**Work instructions:** Collect all lines from the records below that include the word "照着湖面".

**Records to use:**
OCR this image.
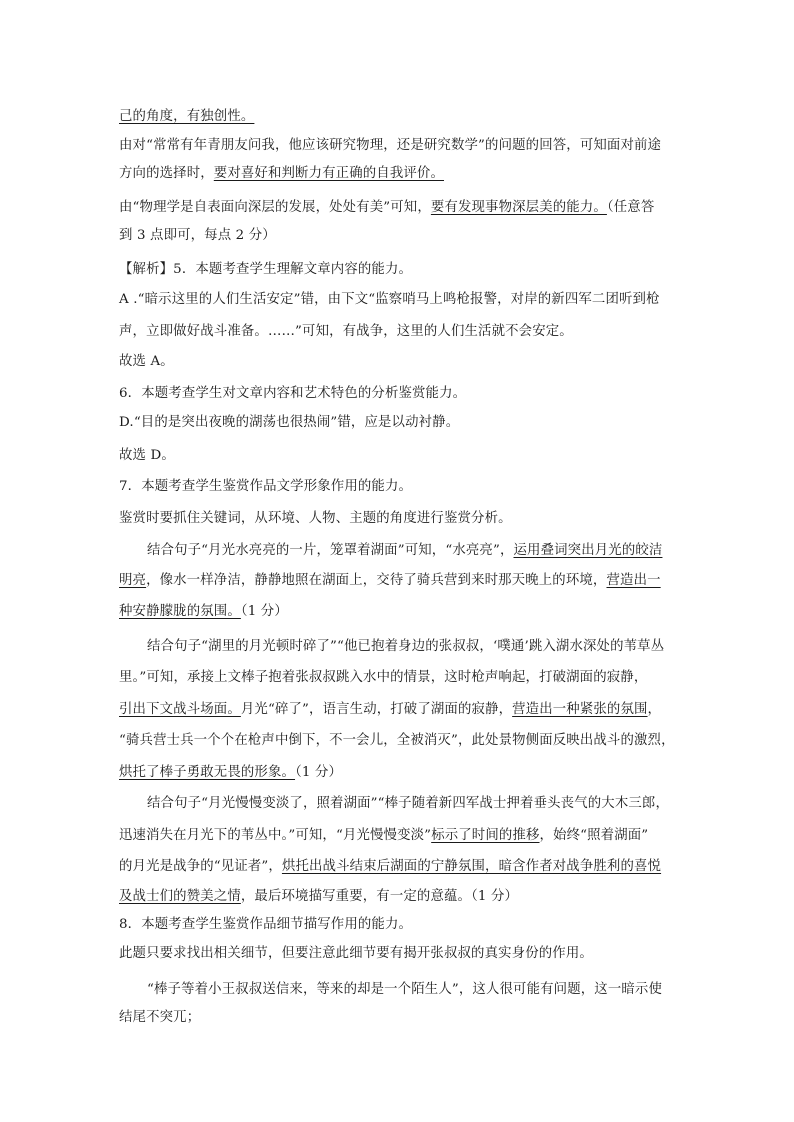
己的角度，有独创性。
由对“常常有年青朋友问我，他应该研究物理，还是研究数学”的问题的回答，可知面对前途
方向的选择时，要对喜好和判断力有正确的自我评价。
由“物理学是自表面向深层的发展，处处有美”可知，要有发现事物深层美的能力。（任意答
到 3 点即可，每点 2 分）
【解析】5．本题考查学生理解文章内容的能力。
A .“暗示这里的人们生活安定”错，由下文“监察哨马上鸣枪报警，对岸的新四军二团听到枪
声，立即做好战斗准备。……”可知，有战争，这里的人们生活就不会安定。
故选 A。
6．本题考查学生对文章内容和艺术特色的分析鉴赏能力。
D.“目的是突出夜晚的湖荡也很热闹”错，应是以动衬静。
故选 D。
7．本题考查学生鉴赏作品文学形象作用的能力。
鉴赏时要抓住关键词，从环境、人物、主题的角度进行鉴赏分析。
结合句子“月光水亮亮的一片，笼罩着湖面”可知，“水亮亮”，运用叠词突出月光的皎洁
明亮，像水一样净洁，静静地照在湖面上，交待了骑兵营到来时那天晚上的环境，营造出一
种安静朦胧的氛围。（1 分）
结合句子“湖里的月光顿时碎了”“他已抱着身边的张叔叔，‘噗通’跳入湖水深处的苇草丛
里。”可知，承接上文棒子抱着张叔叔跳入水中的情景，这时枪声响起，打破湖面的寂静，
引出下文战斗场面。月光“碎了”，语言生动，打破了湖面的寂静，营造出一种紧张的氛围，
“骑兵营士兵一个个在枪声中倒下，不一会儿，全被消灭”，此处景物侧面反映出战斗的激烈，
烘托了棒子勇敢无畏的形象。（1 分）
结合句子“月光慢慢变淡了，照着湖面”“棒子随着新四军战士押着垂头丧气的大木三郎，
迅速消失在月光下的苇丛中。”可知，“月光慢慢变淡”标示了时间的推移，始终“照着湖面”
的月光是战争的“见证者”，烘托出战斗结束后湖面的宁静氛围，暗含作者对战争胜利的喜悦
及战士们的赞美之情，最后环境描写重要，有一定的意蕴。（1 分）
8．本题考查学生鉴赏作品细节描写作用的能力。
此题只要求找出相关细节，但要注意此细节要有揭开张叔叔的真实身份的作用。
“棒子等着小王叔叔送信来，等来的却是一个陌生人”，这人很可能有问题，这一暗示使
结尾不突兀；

* * *

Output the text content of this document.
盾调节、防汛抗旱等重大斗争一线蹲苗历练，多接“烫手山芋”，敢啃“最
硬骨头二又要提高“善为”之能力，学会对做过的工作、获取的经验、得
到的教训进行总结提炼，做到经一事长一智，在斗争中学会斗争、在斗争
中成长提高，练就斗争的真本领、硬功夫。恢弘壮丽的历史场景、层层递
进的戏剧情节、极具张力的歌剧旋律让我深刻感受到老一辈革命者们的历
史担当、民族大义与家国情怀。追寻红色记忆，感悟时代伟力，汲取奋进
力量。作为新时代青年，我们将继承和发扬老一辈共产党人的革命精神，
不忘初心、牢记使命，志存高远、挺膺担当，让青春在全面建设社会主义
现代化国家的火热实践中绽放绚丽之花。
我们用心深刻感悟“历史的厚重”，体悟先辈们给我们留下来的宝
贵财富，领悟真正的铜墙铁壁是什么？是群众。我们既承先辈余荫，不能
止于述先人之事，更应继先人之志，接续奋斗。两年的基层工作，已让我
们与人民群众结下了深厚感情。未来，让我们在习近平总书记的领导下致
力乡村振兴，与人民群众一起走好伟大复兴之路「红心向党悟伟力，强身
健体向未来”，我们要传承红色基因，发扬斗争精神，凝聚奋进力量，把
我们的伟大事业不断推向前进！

--

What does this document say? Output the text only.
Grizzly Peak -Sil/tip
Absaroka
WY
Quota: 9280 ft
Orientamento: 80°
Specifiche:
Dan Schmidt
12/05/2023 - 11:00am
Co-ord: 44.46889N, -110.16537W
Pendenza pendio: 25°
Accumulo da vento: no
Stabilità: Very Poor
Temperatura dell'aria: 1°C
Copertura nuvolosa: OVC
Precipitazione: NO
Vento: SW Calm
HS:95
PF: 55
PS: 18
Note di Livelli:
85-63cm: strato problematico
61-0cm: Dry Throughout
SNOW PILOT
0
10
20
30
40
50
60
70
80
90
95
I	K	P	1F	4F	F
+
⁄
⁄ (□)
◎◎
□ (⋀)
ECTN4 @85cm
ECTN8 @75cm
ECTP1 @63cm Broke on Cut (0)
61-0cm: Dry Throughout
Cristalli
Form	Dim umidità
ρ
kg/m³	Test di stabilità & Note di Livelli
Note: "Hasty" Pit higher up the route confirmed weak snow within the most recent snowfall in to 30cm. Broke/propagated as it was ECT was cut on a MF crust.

**Output of the exercise:**
结合句子“月光慢慢变淡了，照着湖面”“棒子随着新四军战士押着垂头丧气的大木三郎，
迅速消失在月光下的苇丛中。”可知，“月光慢慢变淡”标示了时间的推移，始终“照着湖面”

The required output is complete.